Do this: Reproduce the closing part of the entries exactly: the line with "Enumerate this screenshot's" and all lines after it, ending with the last line, and nothing else.
# start of Information shown
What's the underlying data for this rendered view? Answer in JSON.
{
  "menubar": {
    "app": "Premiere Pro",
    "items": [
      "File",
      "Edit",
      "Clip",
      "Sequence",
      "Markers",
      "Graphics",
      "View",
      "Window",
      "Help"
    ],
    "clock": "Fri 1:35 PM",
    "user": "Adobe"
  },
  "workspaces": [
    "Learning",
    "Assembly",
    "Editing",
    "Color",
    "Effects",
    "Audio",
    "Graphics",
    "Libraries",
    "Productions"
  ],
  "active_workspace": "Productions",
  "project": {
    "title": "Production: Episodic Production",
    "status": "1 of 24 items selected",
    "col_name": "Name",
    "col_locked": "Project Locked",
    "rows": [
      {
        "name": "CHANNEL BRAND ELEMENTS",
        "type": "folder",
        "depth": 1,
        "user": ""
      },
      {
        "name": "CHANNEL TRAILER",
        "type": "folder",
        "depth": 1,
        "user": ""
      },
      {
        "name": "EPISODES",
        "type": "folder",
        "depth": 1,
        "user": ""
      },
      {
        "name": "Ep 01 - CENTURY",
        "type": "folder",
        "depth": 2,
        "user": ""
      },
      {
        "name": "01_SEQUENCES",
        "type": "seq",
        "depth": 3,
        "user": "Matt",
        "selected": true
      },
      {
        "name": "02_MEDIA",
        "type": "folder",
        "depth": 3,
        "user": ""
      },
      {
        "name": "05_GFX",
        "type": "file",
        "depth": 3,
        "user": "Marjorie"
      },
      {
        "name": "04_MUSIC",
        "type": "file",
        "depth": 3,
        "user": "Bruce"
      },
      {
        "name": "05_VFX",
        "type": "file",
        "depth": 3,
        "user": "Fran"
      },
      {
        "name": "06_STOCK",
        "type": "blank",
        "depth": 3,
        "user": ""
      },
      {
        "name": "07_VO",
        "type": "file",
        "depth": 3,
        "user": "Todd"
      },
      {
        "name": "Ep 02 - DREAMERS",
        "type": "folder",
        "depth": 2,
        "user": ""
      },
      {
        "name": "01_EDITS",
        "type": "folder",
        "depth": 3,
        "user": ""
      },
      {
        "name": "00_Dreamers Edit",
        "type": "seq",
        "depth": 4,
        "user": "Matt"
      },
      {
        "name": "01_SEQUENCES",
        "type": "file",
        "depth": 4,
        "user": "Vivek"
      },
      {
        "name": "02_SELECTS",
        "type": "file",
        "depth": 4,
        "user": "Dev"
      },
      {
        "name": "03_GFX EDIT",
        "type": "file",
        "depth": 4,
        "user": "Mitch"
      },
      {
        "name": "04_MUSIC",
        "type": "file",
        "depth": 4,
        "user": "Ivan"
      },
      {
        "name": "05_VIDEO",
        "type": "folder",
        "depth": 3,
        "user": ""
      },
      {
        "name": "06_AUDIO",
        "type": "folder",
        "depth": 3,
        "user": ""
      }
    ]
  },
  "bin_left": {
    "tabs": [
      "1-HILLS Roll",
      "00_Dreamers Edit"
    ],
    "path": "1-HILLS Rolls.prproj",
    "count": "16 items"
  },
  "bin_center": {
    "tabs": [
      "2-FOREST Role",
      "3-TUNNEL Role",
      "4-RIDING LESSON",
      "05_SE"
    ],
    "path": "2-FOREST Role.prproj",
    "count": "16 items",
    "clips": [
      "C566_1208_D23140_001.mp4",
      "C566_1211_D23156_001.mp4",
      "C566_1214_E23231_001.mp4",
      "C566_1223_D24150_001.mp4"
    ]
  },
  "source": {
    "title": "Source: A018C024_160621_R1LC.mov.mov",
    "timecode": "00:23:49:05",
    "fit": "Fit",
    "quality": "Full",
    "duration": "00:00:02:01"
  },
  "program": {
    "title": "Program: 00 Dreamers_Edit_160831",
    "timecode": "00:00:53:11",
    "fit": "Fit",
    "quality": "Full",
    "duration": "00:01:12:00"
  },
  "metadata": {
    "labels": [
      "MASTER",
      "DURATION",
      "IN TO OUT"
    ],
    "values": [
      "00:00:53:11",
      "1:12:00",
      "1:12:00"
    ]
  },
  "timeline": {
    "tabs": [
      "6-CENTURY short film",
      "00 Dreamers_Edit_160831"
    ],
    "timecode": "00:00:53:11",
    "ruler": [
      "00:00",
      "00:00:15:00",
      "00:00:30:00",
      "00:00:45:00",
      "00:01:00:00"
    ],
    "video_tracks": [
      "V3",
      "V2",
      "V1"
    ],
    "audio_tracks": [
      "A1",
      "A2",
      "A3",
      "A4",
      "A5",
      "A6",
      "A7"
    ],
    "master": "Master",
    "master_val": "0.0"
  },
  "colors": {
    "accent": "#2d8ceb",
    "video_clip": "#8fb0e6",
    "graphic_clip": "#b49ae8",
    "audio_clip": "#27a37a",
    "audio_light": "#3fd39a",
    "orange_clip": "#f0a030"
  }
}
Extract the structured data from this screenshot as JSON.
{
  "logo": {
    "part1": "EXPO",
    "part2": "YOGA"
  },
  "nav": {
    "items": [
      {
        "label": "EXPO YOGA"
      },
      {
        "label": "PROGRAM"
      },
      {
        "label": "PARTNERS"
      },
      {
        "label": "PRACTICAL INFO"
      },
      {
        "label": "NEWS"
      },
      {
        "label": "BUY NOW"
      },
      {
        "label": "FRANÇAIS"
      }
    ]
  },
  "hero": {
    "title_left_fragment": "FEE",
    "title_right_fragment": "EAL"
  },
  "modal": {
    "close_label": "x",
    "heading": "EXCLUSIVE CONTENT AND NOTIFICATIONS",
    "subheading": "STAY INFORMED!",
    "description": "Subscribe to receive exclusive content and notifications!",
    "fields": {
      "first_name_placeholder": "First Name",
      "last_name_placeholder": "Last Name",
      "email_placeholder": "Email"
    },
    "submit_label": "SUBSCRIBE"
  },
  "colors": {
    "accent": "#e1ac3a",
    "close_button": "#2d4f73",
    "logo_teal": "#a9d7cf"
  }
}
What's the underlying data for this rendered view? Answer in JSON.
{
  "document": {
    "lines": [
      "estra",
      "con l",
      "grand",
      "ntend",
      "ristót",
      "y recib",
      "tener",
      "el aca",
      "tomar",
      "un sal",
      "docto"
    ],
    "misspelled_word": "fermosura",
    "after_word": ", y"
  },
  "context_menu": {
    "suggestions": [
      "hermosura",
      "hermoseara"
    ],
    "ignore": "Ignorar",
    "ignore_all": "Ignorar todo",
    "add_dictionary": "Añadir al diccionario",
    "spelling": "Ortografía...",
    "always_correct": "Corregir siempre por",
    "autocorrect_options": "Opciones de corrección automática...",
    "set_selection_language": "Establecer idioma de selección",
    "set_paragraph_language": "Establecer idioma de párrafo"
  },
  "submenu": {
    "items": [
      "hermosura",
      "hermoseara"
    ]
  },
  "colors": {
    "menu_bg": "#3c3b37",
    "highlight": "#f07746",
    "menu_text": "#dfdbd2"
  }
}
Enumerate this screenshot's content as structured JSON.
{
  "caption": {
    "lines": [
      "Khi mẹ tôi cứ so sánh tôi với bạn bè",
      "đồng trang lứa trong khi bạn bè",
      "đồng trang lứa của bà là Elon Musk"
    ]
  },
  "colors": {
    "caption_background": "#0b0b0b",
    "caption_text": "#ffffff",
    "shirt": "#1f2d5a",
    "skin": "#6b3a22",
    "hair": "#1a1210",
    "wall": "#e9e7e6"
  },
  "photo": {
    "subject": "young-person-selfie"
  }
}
# end of Information shown
Written reply:
Enumerate this screenshot's content as structured JSON.
{
  "caption": {
    "lines": [
      "Khi mẹ tôi cứ so sánh tôi với bạn bè",
      "đồng trang lứa trong khi bạn bè",
      "đồng trang lứa của bà là Elon Musk"
    ]
  },
  "colors": {
    "caption_background": "#0b0b0b",
    "caption_text": "#ffffff",
    "shirt": "#1f2d5a",
    "skin": "#6b3a22",
    "hair": "#1a1210",
    "wall": "#e9e7e6"
  },
  "photo": {
    "subject": "young-person-selfie"
  }
}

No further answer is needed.